*Given instruction*
Find the lines below that contain the word "document" and count them. Only the number should be given.

(Source records)

▼

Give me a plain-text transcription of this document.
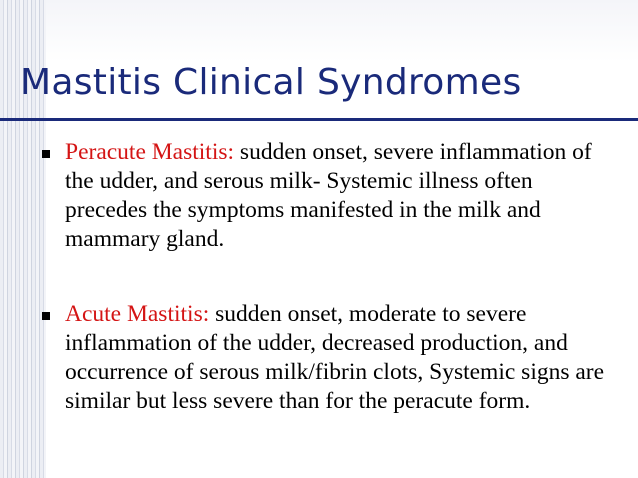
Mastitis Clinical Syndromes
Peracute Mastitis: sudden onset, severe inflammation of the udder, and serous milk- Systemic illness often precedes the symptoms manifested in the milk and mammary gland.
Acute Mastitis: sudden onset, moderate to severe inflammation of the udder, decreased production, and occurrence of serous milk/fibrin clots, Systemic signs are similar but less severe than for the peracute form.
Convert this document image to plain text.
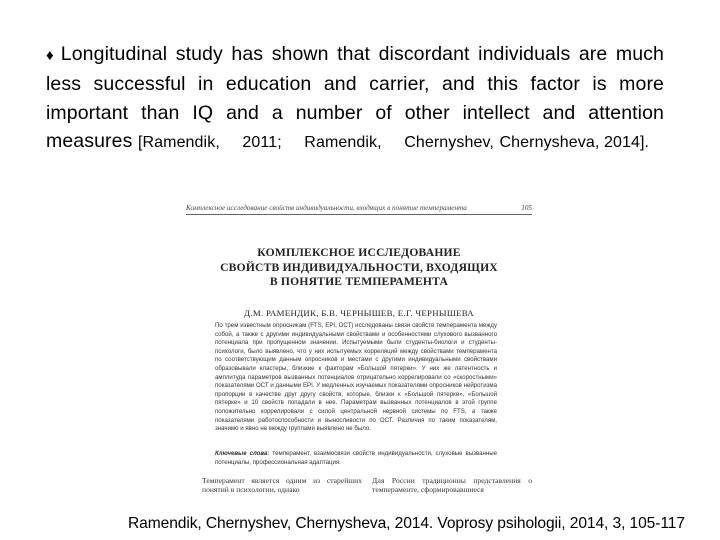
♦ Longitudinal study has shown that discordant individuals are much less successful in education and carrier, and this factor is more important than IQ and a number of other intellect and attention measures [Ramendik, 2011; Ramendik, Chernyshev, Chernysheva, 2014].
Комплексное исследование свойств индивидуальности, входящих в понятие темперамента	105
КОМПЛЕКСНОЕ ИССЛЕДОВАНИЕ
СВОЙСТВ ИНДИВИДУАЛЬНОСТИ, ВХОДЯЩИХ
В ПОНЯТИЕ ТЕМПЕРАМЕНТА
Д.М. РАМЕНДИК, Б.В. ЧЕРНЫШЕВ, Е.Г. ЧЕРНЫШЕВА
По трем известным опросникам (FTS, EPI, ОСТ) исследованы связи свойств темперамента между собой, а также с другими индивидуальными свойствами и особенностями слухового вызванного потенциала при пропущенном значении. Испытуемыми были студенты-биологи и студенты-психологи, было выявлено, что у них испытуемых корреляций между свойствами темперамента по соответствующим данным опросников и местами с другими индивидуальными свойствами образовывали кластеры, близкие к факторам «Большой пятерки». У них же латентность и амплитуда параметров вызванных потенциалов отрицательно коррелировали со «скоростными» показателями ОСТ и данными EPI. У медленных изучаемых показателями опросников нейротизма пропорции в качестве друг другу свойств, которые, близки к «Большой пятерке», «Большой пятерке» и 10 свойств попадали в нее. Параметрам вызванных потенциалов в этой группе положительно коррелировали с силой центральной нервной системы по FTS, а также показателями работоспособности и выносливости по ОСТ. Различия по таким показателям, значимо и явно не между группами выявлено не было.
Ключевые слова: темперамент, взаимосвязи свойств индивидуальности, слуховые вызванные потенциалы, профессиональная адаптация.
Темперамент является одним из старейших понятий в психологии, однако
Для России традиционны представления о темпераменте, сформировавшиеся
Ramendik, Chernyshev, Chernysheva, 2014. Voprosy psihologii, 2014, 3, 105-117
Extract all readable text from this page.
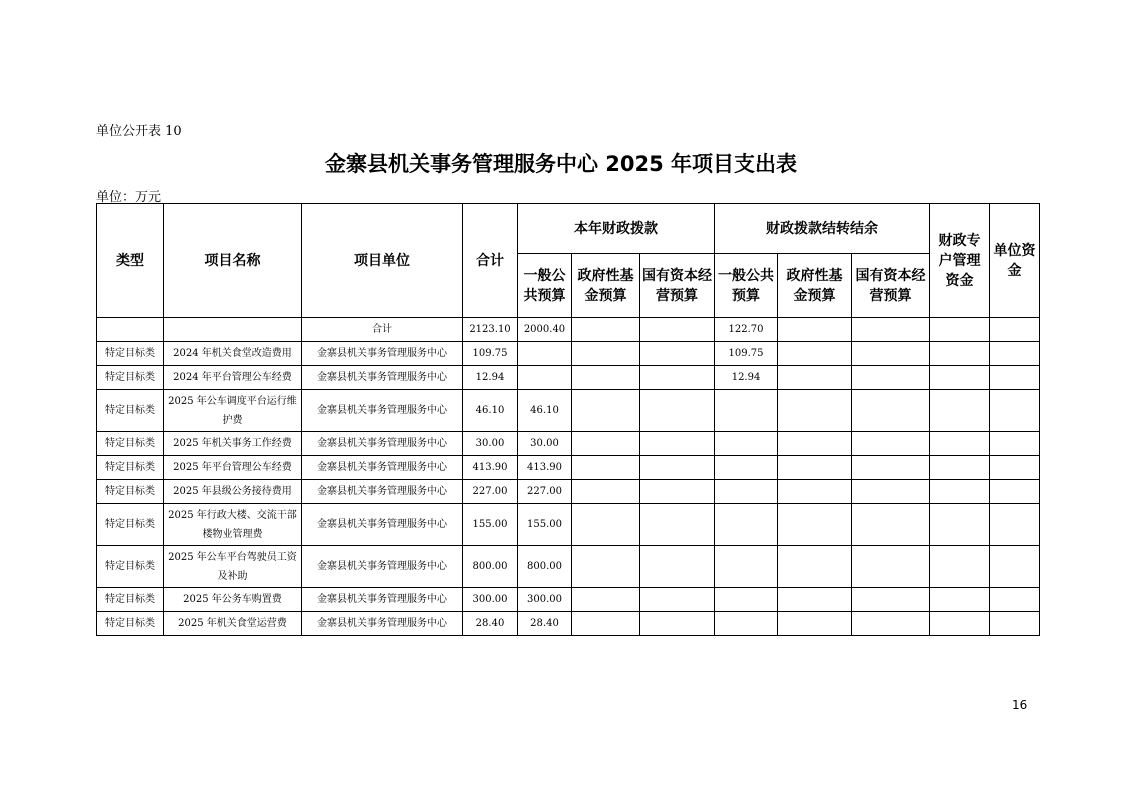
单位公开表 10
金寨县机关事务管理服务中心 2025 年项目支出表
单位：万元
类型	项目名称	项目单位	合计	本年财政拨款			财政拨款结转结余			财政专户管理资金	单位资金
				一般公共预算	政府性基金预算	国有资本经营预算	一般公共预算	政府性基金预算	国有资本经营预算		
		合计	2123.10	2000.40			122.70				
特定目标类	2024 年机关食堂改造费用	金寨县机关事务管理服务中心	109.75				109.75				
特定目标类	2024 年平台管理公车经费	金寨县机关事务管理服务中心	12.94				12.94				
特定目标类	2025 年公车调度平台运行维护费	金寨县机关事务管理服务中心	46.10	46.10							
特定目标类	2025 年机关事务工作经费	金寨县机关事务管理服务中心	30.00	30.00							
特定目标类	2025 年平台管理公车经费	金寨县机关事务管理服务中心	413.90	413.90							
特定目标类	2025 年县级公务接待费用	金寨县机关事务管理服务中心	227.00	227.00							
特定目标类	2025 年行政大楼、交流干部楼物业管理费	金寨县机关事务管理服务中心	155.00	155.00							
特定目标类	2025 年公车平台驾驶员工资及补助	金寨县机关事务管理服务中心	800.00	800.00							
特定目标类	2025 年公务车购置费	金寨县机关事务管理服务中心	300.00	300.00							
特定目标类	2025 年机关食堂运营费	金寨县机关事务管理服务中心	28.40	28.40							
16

▲

*Solution to this exercise*
2